A run of records
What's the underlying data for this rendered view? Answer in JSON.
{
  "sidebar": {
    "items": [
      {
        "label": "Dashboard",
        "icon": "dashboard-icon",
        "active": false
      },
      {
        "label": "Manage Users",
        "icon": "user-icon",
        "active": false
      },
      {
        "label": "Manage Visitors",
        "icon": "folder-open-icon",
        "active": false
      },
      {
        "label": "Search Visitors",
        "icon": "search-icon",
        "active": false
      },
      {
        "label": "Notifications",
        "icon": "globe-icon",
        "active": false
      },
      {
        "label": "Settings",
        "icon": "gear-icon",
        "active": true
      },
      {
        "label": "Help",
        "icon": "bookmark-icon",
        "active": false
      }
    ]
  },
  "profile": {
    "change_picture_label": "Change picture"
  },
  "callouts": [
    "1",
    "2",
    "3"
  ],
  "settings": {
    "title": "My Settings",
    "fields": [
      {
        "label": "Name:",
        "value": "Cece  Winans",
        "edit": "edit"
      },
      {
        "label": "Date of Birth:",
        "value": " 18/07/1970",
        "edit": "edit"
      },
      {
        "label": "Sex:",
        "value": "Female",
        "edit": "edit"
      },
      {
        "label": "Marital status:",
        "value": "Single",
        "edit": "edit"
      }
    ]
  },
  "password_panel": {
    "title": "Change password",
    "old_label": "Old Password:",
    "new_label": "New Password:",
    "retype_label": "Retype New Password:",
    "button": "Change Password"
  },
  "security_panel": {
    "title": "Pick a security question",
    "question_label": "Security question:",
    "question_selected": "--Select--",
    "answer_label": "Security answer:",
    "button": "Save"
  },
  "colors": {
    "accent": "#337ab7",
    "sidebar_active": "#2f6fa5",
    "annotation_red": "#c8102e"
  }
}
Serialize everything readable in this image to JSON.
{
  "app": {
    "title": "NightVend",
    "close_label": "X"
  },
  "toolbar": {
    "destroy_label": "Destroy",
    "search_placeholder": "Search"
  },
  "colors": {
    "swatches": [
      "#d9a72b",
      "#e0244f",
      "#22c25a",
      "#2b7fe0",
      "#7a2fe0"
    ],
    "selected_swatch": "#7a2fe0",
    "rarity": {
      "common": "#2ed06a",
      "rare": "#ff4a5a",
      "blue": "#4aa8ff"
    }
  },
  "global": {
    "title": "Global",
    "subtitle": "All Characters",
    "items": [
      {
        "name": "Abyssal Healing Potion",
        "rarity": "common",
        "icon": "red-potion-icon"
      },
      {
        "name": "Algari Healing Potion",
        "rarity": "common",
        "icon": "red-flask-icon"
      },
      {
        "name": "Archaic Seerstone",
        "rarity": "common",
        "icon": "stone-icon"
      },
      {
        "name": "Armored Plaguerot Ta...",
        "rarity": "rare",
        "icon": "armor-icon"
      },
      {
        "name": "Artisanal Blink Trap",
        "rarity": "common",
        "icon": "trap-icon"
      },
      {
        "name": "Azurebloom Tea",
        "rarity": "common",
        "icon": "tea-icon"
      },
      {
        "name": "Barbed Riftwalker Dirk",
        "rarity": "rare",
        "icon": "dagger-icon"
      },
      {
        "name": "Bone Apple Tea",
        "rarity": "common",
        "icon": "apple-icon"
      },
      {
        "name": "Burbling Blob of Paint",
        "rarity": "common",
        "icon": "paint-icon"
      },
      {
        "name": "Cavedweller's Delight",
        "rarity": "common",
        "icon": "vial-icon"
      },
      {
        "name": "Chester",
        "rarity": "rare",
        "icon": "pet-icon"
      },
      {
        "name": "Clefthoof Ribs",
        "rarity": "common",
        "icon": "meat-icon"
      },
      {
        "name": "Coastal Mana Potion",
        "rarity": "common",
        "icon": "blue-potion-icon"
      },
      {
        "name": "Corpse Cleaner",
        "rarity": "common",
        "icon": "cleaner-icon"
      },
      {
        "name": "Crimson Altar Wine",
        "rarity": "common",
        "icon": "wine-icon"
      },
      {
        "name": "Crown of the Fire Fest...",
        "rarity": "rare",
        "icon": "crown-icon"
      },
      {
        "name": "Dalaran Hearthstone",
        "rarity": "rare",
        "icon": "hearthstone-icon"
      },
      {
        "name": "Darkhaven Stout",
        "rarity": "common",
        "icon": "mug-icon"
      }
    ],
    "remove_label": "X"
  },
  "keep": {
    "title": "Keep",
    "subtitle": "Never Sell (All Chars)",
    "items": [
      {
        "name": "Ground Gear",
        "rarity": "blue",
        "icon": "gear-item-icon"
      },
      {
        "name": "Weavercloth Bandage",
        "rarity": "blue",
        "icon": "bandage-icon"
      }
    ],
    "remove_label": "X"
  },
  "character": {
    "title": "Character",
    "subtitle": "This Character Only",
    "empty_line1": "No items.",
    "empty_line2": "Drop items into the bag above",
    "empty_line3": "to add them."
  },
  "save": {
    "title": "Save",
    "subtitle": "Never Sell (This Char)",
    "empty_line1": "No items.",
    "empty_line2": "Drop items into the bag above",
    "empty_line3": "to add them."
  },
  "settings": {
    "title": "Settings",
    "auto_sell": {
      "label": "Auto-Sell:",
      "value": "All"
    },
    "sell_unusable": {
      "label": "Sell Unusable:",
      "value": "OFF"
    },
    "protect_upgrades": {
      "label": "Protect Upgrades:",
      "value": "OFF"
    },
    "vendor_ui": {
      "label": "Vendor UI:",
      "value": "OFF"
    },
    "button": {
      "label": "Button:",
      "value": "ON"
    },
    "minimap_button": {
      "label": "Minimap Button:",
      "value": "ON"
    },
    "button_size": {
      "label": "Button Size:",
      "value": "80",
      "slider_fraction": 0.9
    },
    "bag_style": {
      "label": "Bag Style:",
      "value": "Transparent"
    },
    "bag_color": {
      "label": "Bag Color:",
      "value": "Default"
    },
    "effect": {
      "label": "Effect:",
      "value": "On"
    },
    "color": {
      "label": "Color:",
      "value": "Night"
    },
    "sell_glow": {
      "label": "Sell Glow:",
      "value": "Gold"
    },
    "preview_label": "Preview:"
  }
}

**What is asked**
Retype all of the data shown above, word for word.

**Solution below**
What's the underlying data for this rendered view? Answer in JSON.
{
  "sidebar": {
    "items": [
      {
        "label": "Dashboard",
        "icon": "dashboard-icon",
        "active": false
      },
      {
        "label": "Manage Users",
        "icon": "user-icon",
        "active": false
      },
      {
        "label": "Manage Visitors",
        "icon": "folder-open-icon",
        "active": false
      },
      {
        "label": "Search Visitors",
        "icon": "search-icon",
        "active": false
      },
      {
        "label": "Notifications",
        "icon": "globe-icon",
        "active": false
      },
      {
        "label": "Settings",
        "icon": "gear-icon",
        "active": true
      },
      {
        "label": "Help",
        "icon": "bookmark-icon",
        "active": false
      }
    ]
  },
  "profile": {
    "change_picture_label": "Change picture"
  },
  "callouts": [
    "1",
    "2",
    "3"
  ],
  "settings": {
    "title": "My Settings",
    "fields": [
      {
        "label": "Name:",
        "value": "Cece  Winans",
        "edit": "edit"
      },
      {
        "label": "Date of Birth:",
        "value": " 18/07/1970",
        "edit": "edit"
      },
      {
        "label": "Sex:",
        "value": "Female",
        "edit": "edit"
      },
      {
        "label": "Marital status:",
        "value": "Single",
        "edit": "edit"
      }
    ]
  },
  "password_panel": {
    "title": "Change password",
    "old_label": "Old Password:",
    "new_label": "New Password:",
    "retype_label": "Retype New Password:",
    "button": "Change Password"
  },
  "security_panel": {
    "title": "Pick a security question",
    "question_label": "Security question:",
    "question_selected": "--Select--",
    "answer_label": "Security answer:",
    "button": "Save"
  },
  "colors": {
    "accent": "#337ab7",
    "sidebar_active": "#2f6fa5",
    "annotation_red": "#c8102e"
  }
}
Serialize everything readable in this image to JSON.
{
  "app": {
    "title": "NightVend",
    "close_label": "X"
  },
  "toolbar": {
    "destroy_label": "Destroy",
    "search_placeholder": "Search"
  },
  "colors": {
    "swatches": [
      "#d9a72b",
      "#e0244f",
      "#22c25a",
      "#2b7fe0",
      "#7a2fe0"
    ],
    "selected_swatch": "#7a2fe0",
    "rarity": {
      "common": "#2ed06a",
      "rare": "#ff4a5a",
      "blue": "#4aa8ff"
    }
  },
  "global": {
    "title": "Global",
    "subtitle": "All Characters",
    "items": [
      {
        "name": "Abyssal Healing Potion",
        "rarity": "common",
        "icon": "red-potion-icon"
      },
      {
        "name": "Algari Healing Potion",
        "rarity": "common",
        "icon": "red-flask-icon"
      },
      {
        "name": "Archaic Seerstone",
        "rarity": "common",
        "icon": "stone-icon"
      },
      {
        "name": "Armored Plaguerot Ta...",
        "rarity": "rare",
        "icon": "armor-icon"
      },
      {
        "name": "Artisanal Blink Trap",
        "rarity": "common",
        "icon": "trap-icon"
      },
      {
        "name": "Azurebloom Tea",
        "rarity": "common",
        "icon": "tea-icon"
      },
      {
        "name": "Barbed Riftwalker Dirk",
        "rarity": "rare",
        "icon": "dagger-icon"
      },
      {
        "name": "Bone Apple Tea",
        "rarity": "common",
        "icon": "apple-icon"
      },
      {
        "name": "Burbling Blob of Paint",
        "rarity": "common",
        "icon": "paint-icon"
      },
      {
        "name": "Cavedweller's Delight",
        "rarity": "common",
        "icon": "vial-icon"
      },
      {
        "name": "Chester",
        "rarity": "rare",
        "icon": "pet-icon"
      },
      {
        "name": "Clefthoof Ribs",
        "rarity": "common",
        "icon": "meat-icon"
      },
      {
        "name": "Coastal Mana Potion",
        "rarity": "common",
        "icon": "blue-potion-icon"
      },
      {
        "name": "Corpse Cleaner",
        "rarity": "common",
        "icon": "cleaner-icon"
      },
      {
        "name": "Crimson Altar Wine",
        "rarity": "common",
        "icon": "wine-icon"
      },
      {
        "name": "Crown of the Fire Fest...",
        "rarity": "rare",
        "icon": "crown-icon"
      },
      {
        "name": "Dalaran Hearthstone",
        "rarity": "rare",
        "icon": "hearthstone-icon"
      },
      {
        "name": "Darkhaven Stout",
        "rarity": "common",
        "icon": "mug-icon"
      }
    ],
    "remove_label": "X"
  },
  "keep": {
    "title": "Keep",
    "subtitle": "Never Sell (All Chars)",
    "items": [
      {
        "name": "Ground Gear",
        "rarity": "blue",
        "icon": "gear-item-icon"
      },
      {
        "name": "Weavercloth Bandage",
        "rarity": "blue",
        "icon": "bandage-icon"
      }
    ],
    "remove_label": "X"
  },
  "character": {
    "title": "Character",
    "subtitle": "This Character Only",
    "empty_line1": "No items.",
    "empty_line2": "Drop items into the bag above",
    "empty_line3": "to add them."
  },
  "save": {
    "title": "Save",
    "subtitle": "Never Sell (This Char)",
    "empty_line1": "No items.",
    "empty_line2": "Drop items into the bag above",
    "empty_line3": "to add them."
  },
  "settings": {
    "title": "Settings",
    "auto_sell": {
      "label": "Auto-Sell:",
      "value": "All"
    },
    "sell_unusable": {
      "label": "Sell Unusable:",
      "value": "OFF"
    },
    "protect_upgrades": {
      "label": "Protect Upgrades:",
      "value": "OFF"
    },
    "vendor_ui": {
      "label": "Vendor UI:",
      "value": "OFF"
    },
    "button": {
      "label": "Button:",
      "value": "ON"
    },
    "minimap_button": {
      "label": "Minimap Button:",
      "value": "ON"
    },
    "button_size": {
      "label": "Button Size:",
      "value": "80",
      "slider_fraction": 0.9
    },
    "bag_style": {
      "label": "Bag Style:",
      "value": "Transparent"
    },
    "bag_color": {
      "label": "Bag Color:",
      "value": "Default"
    },
    "effect": {
      "label": "Effect:",
      "value": "On"
    },
    "color": {
      "label": "Color:",
      "value": "Night"
    },
    "sell_glow": {
      "label": "Sell Glow:",
      "value": "Gold"
    },
    "preview_label": "Preview:"
  }
}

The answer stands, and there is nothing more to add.